> [Exercise inputs]:
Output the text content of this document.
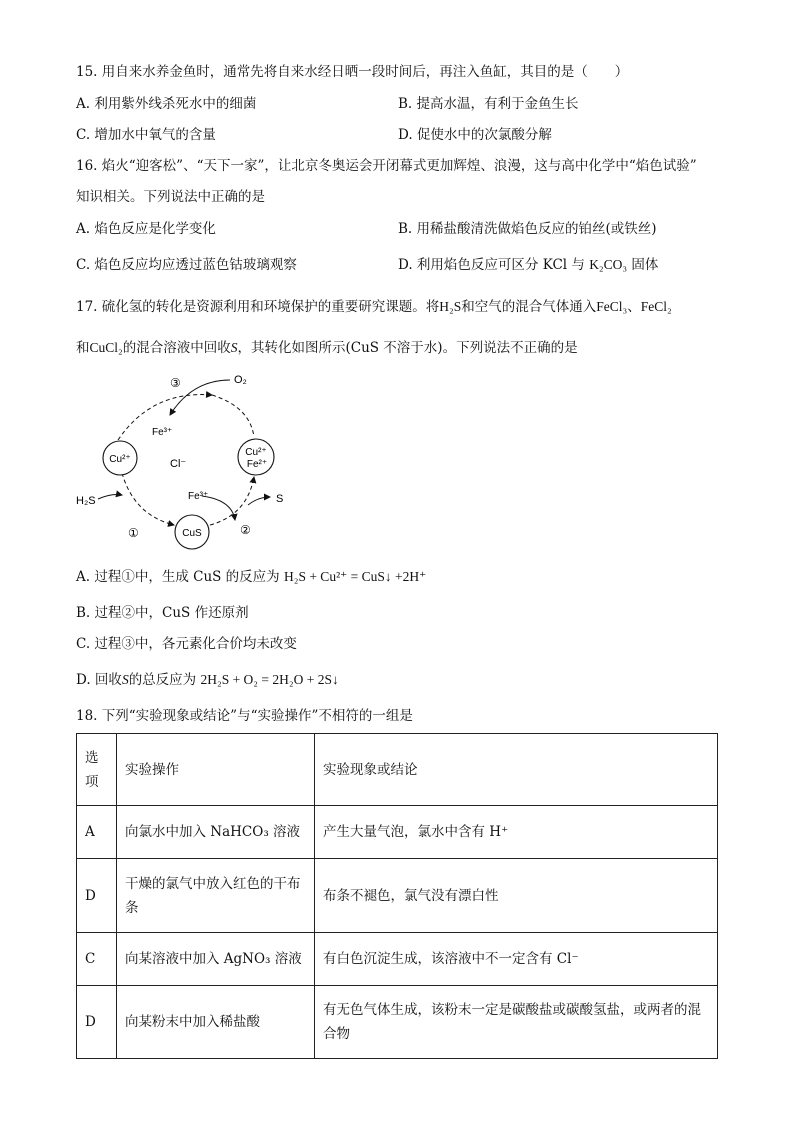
15. 用自来水养金鱼时，通常先将自来水经日晒一段时间后，再注入鱼缸，其目的是（　　）
A. 利用紫外线杀死水中的细菌	B. 提高水温，有利于金鱼生长
C. 增加水中氧气的含量	D. 促使水中的次氯酸分解
16. 焰火“迎客松”、“天下一家”，让北京冬奥运会开闭幕式更加辉煌、浪漫，这与高中化学中“焰色试验”
知识相关。下列说法中正确的是
A. 焰色反应是化学变化	B. 用稀盐酸清洗做焰色反应的铂丝(或铁丝)
C. 焰色反应均应透过蓝色钴玻璃观察	D. 利用焰色反应可区分 KCl 与 K₂CO₃ 固体
17. 硫化氢的转化是资源利用和环境保护的重要研究课题。将H₂S和空气的混合气体通入FeCl₃、FeCl₂
和CuCl₂的混合溶液中回收S，其转化如图所示(CuS 不溶于水)。下列说法不正确的是
O₂
③
Fe³⁺
Cu²⁺	Cl⁻
Cu²⁺
Fe²⁺
Fe³⁺
H₂S	S
①	CuS	②
A. 过程①中，生成 CuS 的反应为 H₂S + Cu²⁺ = CuS↓ +2H⁺
B. 过程②中，CuS 作还原剂
C. 过程③中，各元素化合价均未改变
D. 回收S的总反应为 2H₂S + O₂ = 2H₂O + 2S↓
18. 下列“实验现象或结论”与“实验操作”不相符的一组是
选项	实验操作	实验现象或结论
A	向氯水中加入 NaHCO₃ 溶液	产生大量气泡，氯水中含有 H⁺
D	干燥的氯气中放入红色的干布条	布条不褪色，氯气没有漂白性
C	向某溶液中加入 AgNO₃ 溶液	有白色沉淀生成，该溶液中不一定含有 Cl⁻
D	向某粉末中加入稀盐酸	有无色气体生成，该粉末一定是碳酸盐或碳酸氢盐，或两者的混合物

> [Instruction]:
Repeat the data exactly, dropping every picture it holds.

> [Exercise output]:
Output the text content of this document.
15. 用自来水养金鱼时，通常先将自来水经日晒一段时间后，再注入鱼缸，其目的是（　　）
A. 利用紫外线杀死水中的细菌	B. 提高水温，有利于金鱼生长
C. 增加水中氧气的含量	D. 促使水中的次氯酸分解
16. 焰火“迎客松”、“天下一家”，让北京冬奥运会开闭幕式更加辉煌、浪漫，这与高中化学中“焰色试验”
知识相关。下列说法中正确的是
A. 焰色反应是化学变化	B. 用稀盐酸清洗做焰色反应的铂丝(或铁丝)
C. 焰色反应均应透过蓝色钴玻璃观察	D. 利用焰色反应可区分 KCl 与 K₂CO₃ 固体
17. 硫化氢的转化是资源利用和环境保护的重要研究课题。将H₂S和空气的混合气体通入FeCl₃、FeCl₂
和CuCl₂的混合溶液中回收S，其转化如图所示(CuS 不溶于水)。下列说法不正确的是
O₂
③
Fe³⁺
Cu²⁺	Cl⁻
Cu²⁺
Fe²⁺
Fe³⁺
H₂S	S
①	CuS	②
A. 过程①中，生成 CuS 的反应为 H₂S + Cu²⁺ = CuS↓ +2H⁺
B. 过程②中，CuS 作还原剂
C. 过程③中，各元素化合价均未改变
D. 回收S的总反应为 2H₂S + O₂ = 2H₂O + 2S↓
18. 下列“实验现象或结论”与“实验操作”不相符的一组是
选项	实验操作	实验现象或结论
A	向氯水中加入 NaHCO₃ 溶液	产生大量气泡，氯水中含有 H⁺
D	干燥的氯气中放入红色的干布条	布条不褪色，氯气没有漂白性
C	向某溶液中加入 AgNO₃ 溶液	有白色沉淀生成，该溶液中不一定含有 Cl⁻
D	向某粉末中加入稀盐酸	有无色气体生成，该粉末一定是碳酸盐或碳酸氢盐，或两者的混合物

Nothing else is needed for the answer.